## [Goal]
Search the listing below for the string "arrivals" and copy every line where it occurs.

§ §

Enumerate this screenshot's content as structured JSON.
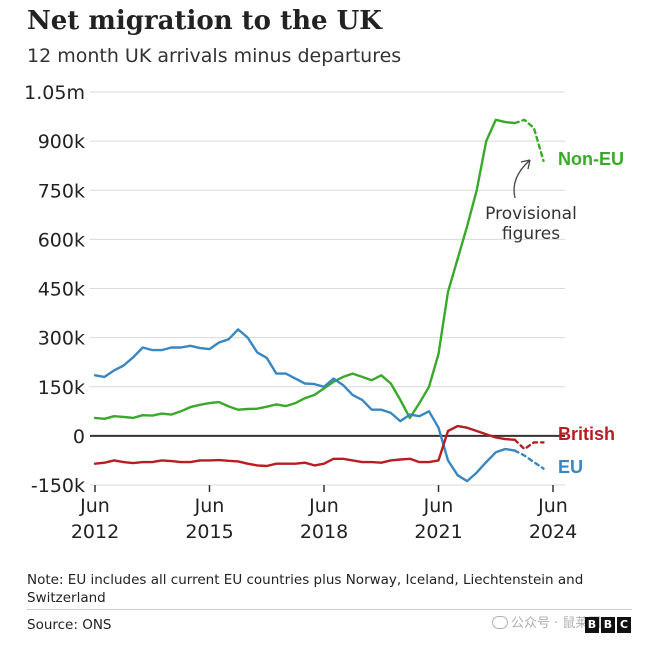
{
  "header": {
    "title": "Net migration to the UK",
    "subtitle": "12 month UK arrivals minus departures"
  },
  "footer": {
    "note": "Note: EU includes all current EU countries plus Norway, Iceland, Liechtenstein and Switzerland",
    "source": "Source: ONS",
    "watermark": "公众号 · 鼠莱园",
    "logo_letters": [
      "B",
      "B",
      "C"
    ]
  },
  "chart_data": {
    "type": "line",
    "title": "Net migration to the UK",
    "subtitle": "12 month UK arrivals minus departures",
    "y_ticks": [
      "1.05m",
      "900k",
      "750k",
      "600k",
      "450k",
      "300k",
      "150k",
      "0",
      "-150k"
    ],
    "y_tick_values": [
      1050000,
      900000,
      750000,
      600000,
      450000,
      300000,
      150000,
      0,
      -150000
    ],
    "ylim": [
      -150000,
      1050000
    ],
    "x_ticks": [
      {
        "month": "Jun",
        "year": "2012",
        "t": 2012.5
      },
      {
        "month": "Jun",
        "year": "2015",
        "t": 2015.5
      },
      {
        "month": "Jun",
        "year": "2018",
        "t": 2018.5
      },
      {
        "month": "Jun",
        "year": "2021",
        "t": 2021.5
      },
      {
        "month": "Jun",
        "year": "2024",
        "t": 2024.5
      }
    ],
    "xlim": [
      2012.5,
      2024.5
    ],
    "grid": true,
    "zero_line": true,
    "annotation": {
      "text_lines": [
        "Provisional",
        "figures"
      ]
    },
    "colors": {
      "non_eu": "#3aa82a",
      "british": "#b81d22",
      "eu": "#3a86c0",
      "grid": "#d9d9d9",
      "zero": "#333333"
    },
    "series": [
      {
        "name": "Non-EU",
        "color": "#3aa82a",
        "x": [
          2012.5,
          2012.75,
          2013.0,
          2013.25,
          2013.5,
          2013.75,
          2014.0,
          2014.25,
          2014.5,
          2014.75,
          2015.0,
          2015.25,
          2015.5,
          2015.75,
          2016.0,
          2016.25,
          2016.5,
          2016.75,
          2017.0,
          2017.25,
          2017.5,
          2017.75,
          2018.0,
          2018.25,
          2018.5,
          2018.75,
          2019.0,
          2019.25,
          2019.5,
          2019.75,
          2020.0,
          2020.25,
          2020.5,
          2020.75,
          2021.0,
          2021.25,
          2021.5,
          2021.75,
          2022.0,
          2022.25,
          2022.5,
          2022.75,
          2023.0,
          2023.25,
          2023.5
        ],
        "y": [
          55000,
          52000,
          60000,
          58000,
          55000,
          63000,
          62000,
          68000,
          65000,
          75000,
          88000,
          95000,
          100000,
          103000,
          90000,
          80000,
          82000,
          83000,
          89000,
          96000,
          91000,
          100000,
          115000,
          125000,
          145000,
          165000,
          180000,
          190000,
          180000,
          170000,
          185000,
          160000,
          110000,
          55000,
          100000,
          150000,
          250000,
          440000,
          540000,
          640000,
          750000,
          900000,
          965000,
          958000,
          955000
        ],
        "provisional": {
          "x": [
            2023.5,
            2023.75,
            2024.0,
            2024.25
          ],
          "y": [
            955000,
            965000,
            940000,
            840000
          ]
        }
      },
      {
        "name": "British",
        "color": "#b81d22",
        "x": [
          2012.5,
          2012.75,
          2013.0,
          2013.25,
          2013.5,
          2013.75,
          2014.0,
          2014.25,
          2014.5,
          2014.75,
          2015.0,
          2015.25,
          2015.5,
          2015.75,
          2016.0,
          2016.25,
          2016.5,
          2016.75,
          2017.0,
          2017.25,
          2017.5,
          2017.75,
          2018.0,
          2018.25,
          2018.5,
          2018.75,
          2019.0,
          2019.25,
          2019.5,
          2019.75,
          2020.0,
          2020.25,
          2020.5,
          2020.75,
          2021.0,
          2021.25,
          2021.5,
          2021.75,
          2022.0,
          2022.25,
          2022.5,
          2022.75,
          2023.0,
          2023.25,
          2023.5
        ],
        "y": [
          -85000,
          -82000,
          -75000,
          -80000,
          -83000,
          -80000,
          -80000,
          -75000,
          -77000,
          -80000,
          -80000,
          -75000,
          -75000,
          -74000,
          -76000,
          -78000,
          -85000,
          -90000,
          -92000,
          -85000,
          -85000,
          -85000,
          -82000,
          -90000,
          -85000,
          -70000,
          -70000,
          -75000,
          -80000,
          -80000,
          -82000,
          -75000,
          -72000,
          -70000,
          -80000,
          -80000,
          -75000,
          15000,
          30000,
          25000,
          15000,
          5000,
          -5000,
          -10000,
          -12000
        ],
        "provisional": {
          "x": [
            2023.5,
            2023.75,
            2024.0,
            2024.25
          ],
          "y": [
            -12000,
            -40000,
            -20000,
            -20000
          ]
        }
      },
      {
        "name": "EU",
        "color": "#3a86c0",
        "x": [
          2012.5,
          2012.75,
          2013.0,
          2013.25,
          2013.5,
          2013.75,
          2014.0,
          2014.25,
          2014.5,
          2014.75,
          2015.0,
          2015.25,
          2015.5,
          2015.75,
          2016.0,
          2016.25,
          2016.5,
          2016.75,
          2017.0,
          2017.25,
          2017.5,
          2017.75,
          2018.0,
          2018.25,
          2018.5,
          2018.75,
          2019.0,
          2019.25,
          2019.5,
          2019.75,
          2020.0,
          2020.25,
          2020.5,
          2020.75,
          2021.0,
          2021.25,
          2021.5,
          2021.75,
          2022.0,
          2022.25,
          2022.5,
          2022.75,
          2023.0,
          2023.25,
          2023.5
        ],
        "y": [
          185000,
          180000,
          200000,
          215000,
          240000,
          270000,
          262000,
          262000,
          270000,
          270000,
          275000,
          268000,
          265000,
          285000,
          295000,
          325000,
          300000,
          255000,
          238000,
          190000,
          190000,
          175000,
          160000,
          158000,
          150000,
          175000,
          155000,
          125000,
          110000,
          80000,
          80000,
          70000,
          45000,
          65000,
          60000,
          75000,
          25000,
          -75000,
          -120000,
          -138000,
          -112000,
          -80000,
          -50000,
          -40000,
          -45000
        ],
        "provisional": {
          "x": [
            2023.5,
            2023.75,
            2024.0,
            2024.25
          ],
          "y": [
            -45000,
            -60000,
            -80000,
            -100000
          ]
        }
      }
    ]
  }
}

§ §

## [Solution for this problem]
    "subtitle": "12 month UK arrivals minus departures"
    "subtitle": "12 month UK arrivals minus departures",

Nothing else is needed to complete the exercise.